▶ Do this
From the entries below, extract every line that includes the word "JSON".

Part of a data file:
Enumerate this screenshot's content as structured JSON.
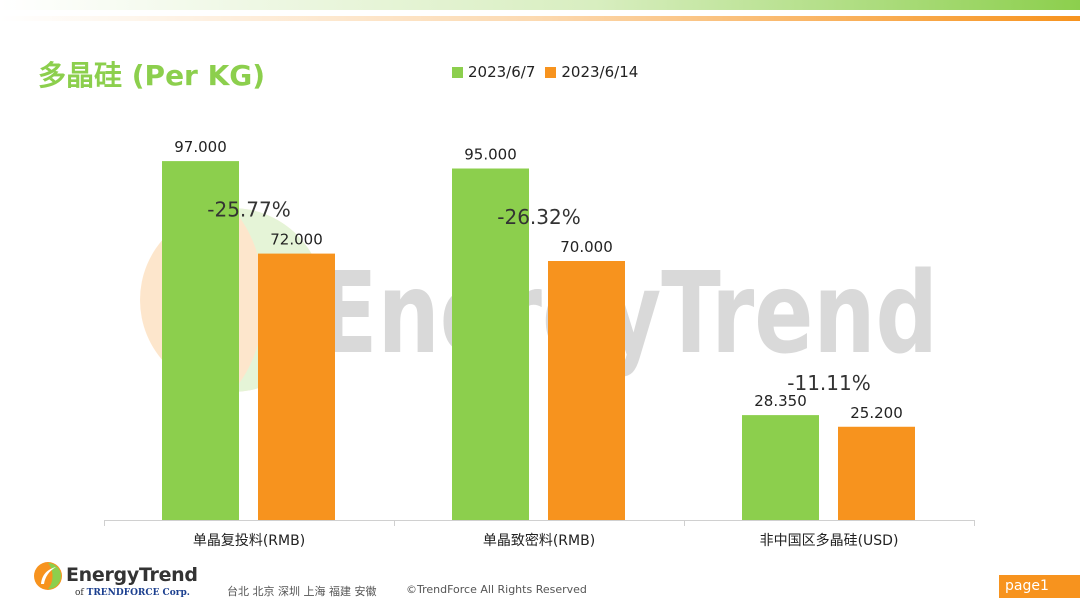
{
  "header": {
    "title": "多晶硅 (Per KG)"
  },
  "colors": {
    "green": "#8ccf4d",
    "orange": "#f7931e"
  },
  "watermark": {
    "text": "EnergyTrend"
  },
  "chart_data": {
    "type": "bar",
    "categories": [
      "单晶复投料(RMB)",
      "单晶致密料(RMB)",
      "非中国区多晶硅(USD)"
    ],
    "series": [
      {
        "name": "2023/6/7",
        "color": "#8ccf4d",
        "values": [
          97.0,
          95.0,
          28.35
        ],
        "labels": [
          "97.000",
          "95.000",
          "28.350"
        ]
      },
      {
        "name": "2023/6/14",
        "color": "#f7931e",
        "values": [
          72.0,
          70.0,
          25.2
        ],
        "labels": [
          "72.000",
          "70.000",
          "25.200"
        ]
      }
    ],
    "changes": [
      "-25.77%",
      "-26.32%",
      "-11.11%"
    ],
    "ylim": [
      0,
      100
    ],
    "title": "多晶硅 (Per KG)",
    "xlabel": "",
    "ylabel": "",
    "legend": "top"
  },
  "footer": {
    "brand": "EnergyTrend",
    "brand_sub_prefix": "of",
    "brand_sub_name": "TRENDFORCE Corp.",
    "cities": "台北  北京  深圳  上海  福建  安徽",
    "copyright": "©TrendForce All Rights Reserved",
    "page": "page1"
  }
}
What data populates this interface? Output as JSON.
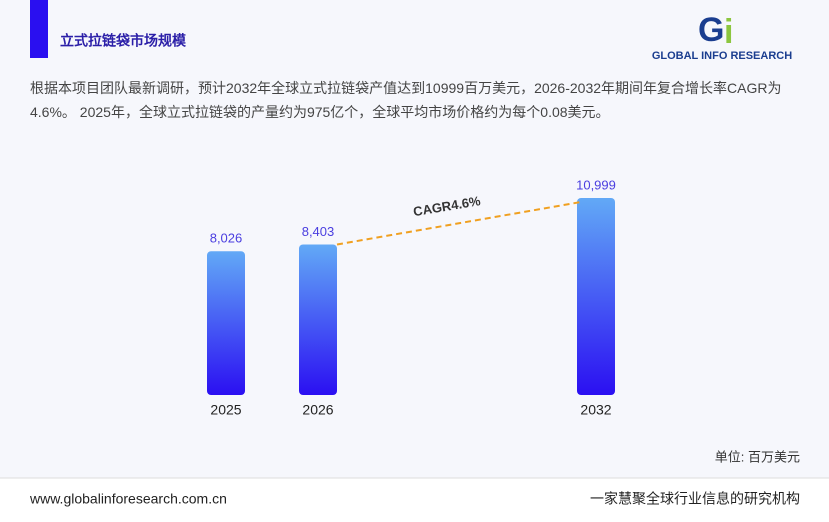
{
  "header": {
    "title": "立式拉链袋市场规模",
    "logo_text": "GLOBAL INFO RESEARCH"
  },
  "paragraph": "根据本项目团队最新调研，预计2032年全球立式拉链袋产值达到10999百万美元，2026-2032年期间年复合增长率CAGR为4.6%。 2025年，全球立式拉链袋的产量约为975亿个，全球平均市场价格约为每个0.08美元。",
  "chart_data": {
    "type": "bar",
    "categories": [
      "2025",
      "2026",
      "2032"
    ],
    "values": [
      8026,
      8403,
      10999
    ],
    "value_labels": [
      "8,026",
      "8,403",
      "10,999"
    ],
    "annotation": "CAGR4.6%",
    "unit_label": "单位: 百万美元",
    "colors": {
      "top": "#62a9f6",
      "bottom": "#2b0ff2",
      "label": "#4a3ee0",
      "annotation_line": "#f0a020"
    }
  },
  "footer": {
    "url": "www.globalinforesearch.com.cn",
    "slogan": "一家慧聚全球行业信息的研究机构"
  }
}
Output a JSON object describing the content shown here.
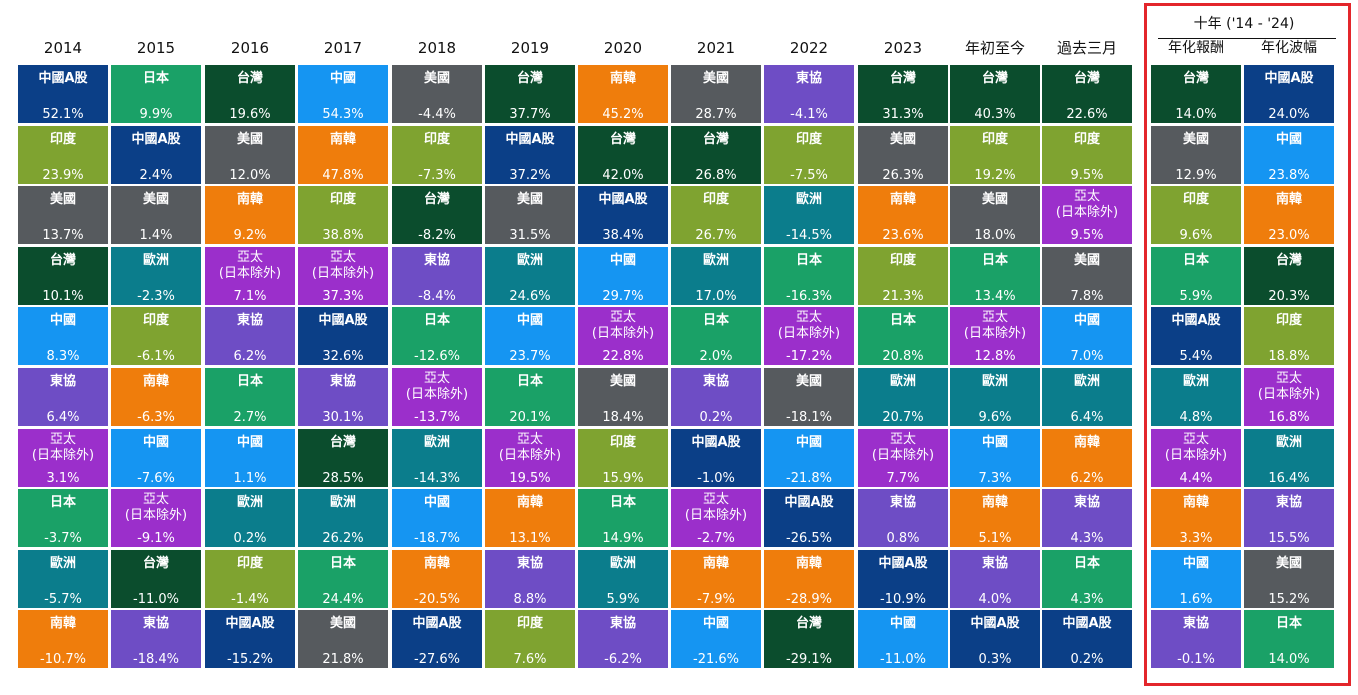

▶ Answer to this problem
Enumerate this screenshot's content as structured JSON.
What data populates this interface? Output as JSON.
Output a JSON object describing the content shown here.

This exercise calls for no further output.